- Required task: Copy every line of the listing that holds the string "handle".

#### Material shown ####

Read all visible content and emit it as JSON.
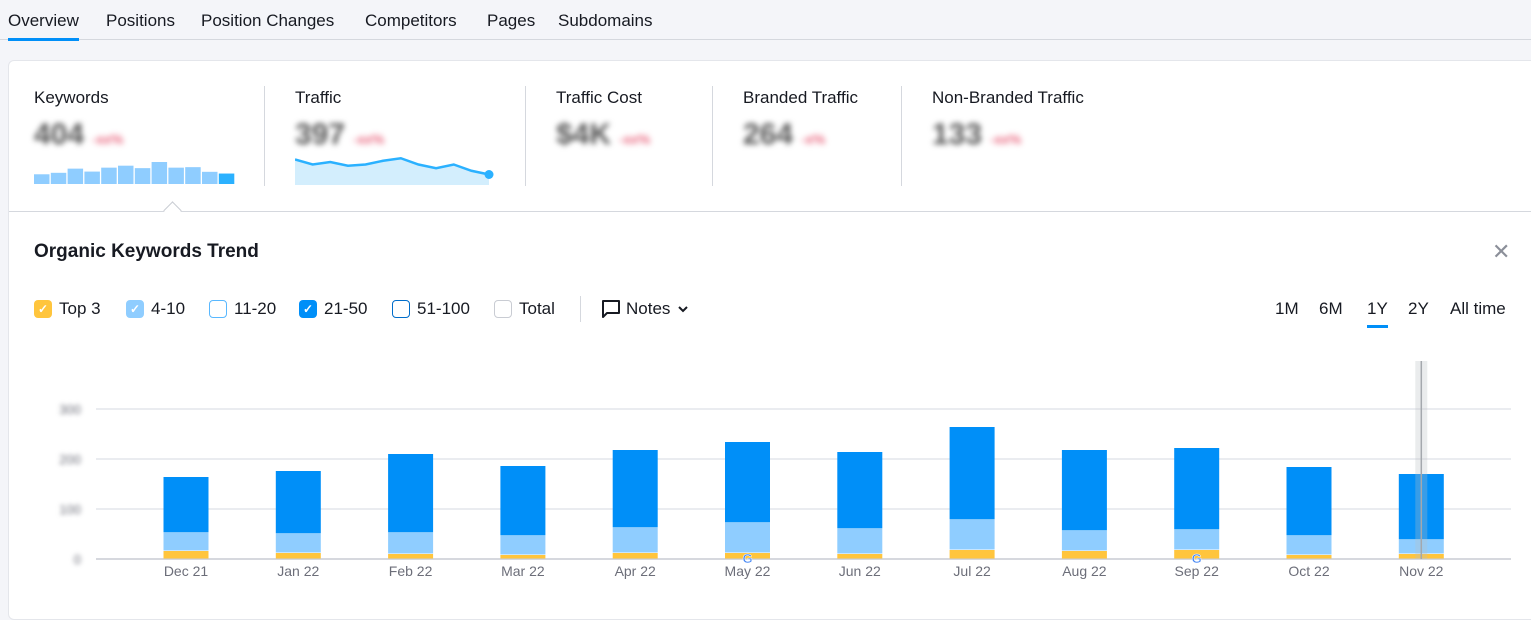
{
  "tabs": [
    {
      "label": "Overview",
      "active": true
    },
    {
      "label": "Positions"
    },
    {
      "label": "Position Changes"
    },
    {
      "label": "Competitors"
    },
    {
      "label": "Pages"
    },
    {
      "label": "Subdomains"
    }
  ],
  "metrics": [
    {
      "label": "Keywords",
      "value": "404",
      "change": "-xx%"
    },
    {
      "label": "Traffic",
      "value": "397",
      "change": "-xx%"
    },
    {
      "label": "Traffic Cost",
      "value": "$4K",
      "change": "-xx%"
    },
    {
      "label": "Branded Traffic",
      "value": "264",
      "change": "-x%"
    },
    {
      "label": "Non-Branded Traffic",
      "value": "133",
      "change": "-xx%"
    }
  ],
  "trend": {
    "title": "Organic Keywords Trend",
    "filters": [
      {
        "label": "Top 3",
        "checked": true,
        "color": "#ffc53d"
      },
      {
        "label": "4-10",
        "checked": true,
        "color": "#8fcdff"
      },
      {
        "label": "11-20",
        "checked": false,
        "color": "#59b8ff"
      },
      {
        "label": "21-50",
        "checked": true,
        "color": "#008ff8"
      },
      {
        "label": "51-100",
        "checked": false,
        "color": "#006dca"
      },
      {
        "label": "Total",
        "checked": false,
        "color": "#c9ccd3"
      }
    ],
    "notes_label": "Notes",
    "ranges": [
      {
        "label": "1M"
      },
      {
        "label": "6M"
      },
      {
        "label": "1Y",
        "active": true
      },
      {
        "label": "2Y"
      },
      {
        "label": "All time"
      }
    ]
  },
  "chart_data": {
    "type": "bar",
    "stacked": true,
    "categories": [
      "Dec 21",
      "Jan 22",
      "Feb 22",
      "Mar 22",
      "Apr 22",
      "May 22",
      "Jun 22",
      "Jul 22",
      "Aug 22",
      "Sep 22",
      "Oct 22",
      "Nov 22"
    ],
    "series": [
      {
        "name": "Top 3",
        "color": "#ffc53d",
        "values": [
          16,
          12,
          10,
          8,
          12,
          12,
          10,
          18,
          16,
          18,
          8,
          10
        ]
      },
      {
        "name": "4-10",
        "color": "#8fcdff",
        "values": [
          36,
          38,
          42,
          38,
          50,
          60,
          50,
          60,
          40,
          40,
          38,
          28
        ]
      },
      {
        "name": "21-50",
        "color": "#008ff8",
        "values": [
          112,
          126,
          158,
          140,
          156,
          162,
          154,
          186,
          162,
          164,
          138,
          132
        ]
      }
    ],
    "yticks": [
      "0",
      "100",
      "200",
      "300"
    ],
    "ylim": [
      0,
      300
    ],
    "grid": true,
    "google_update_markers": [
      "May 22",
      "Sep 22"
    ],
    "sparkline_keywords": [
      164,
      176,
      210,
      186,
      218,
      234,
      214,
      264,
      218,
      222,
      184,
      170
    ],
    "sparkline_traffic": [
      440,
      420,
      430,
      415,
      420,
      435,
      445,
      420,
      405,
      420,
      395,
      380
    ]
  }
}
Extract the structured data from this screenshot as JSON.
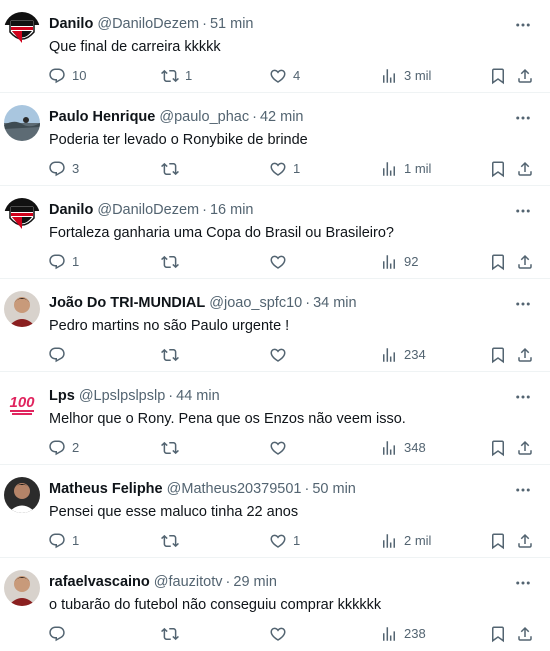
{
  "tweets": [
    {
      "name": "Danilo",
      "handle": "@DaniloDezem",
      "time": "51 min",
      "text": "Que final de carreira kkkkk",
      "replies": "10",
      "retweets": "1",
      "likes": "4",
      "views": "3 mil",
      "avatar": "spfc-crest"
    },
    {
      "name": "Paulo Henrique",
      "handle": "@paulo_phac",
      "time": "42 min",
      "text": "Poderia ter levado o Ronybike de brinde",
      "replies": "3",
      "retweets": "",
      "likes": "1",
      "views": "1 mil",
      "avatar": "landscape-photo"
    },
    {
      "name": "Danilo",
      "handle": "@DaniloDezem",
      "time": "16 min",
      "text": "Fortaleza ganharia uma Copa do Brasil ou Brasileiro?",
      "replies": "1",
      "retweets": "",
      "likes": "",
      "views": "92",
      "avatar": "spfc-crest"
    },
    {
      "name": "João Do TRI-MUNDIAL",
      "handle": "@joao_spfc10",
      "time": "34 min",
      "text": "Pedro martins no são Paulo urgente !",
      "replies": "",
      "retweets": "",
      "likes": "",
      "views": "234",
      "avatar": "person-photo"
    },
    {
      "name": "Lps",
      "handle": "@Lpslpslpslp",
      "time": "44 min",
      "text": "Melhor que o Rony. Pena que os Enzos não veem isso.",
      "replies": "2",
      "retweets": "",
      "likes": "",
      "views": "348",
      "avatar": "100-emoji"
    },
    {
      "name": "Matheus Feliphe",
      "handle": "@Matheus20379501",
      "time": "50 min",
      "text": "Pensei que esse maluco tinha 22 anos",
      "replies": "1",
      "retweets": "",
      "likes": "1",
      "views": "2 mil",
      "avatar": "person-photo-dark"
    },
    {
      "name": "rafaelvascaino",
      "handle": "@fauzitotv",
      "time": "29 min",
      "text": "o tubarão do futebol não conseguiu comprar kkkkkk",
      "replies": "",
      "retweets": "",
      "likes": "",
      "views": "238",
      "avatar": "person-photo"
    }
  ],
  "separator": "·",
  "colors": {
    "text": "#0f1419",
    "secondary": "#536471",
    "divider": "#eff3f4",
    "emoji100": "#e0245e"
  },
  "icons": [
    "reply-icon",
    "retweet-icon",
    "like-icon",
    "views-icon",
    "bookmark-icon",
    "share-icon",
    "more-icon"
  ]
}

####

- Solution for this task:
      "handle": "@DaniloDezem",
      "handle": "@paulo_phac",
      "handle": "@DaniloDezem",
      "handle": "@joao_spfc10",
      "handle": "@Lpslpslpslp",
      "handle": "@Matheus20379501",
      "handle": "@fauzitotv",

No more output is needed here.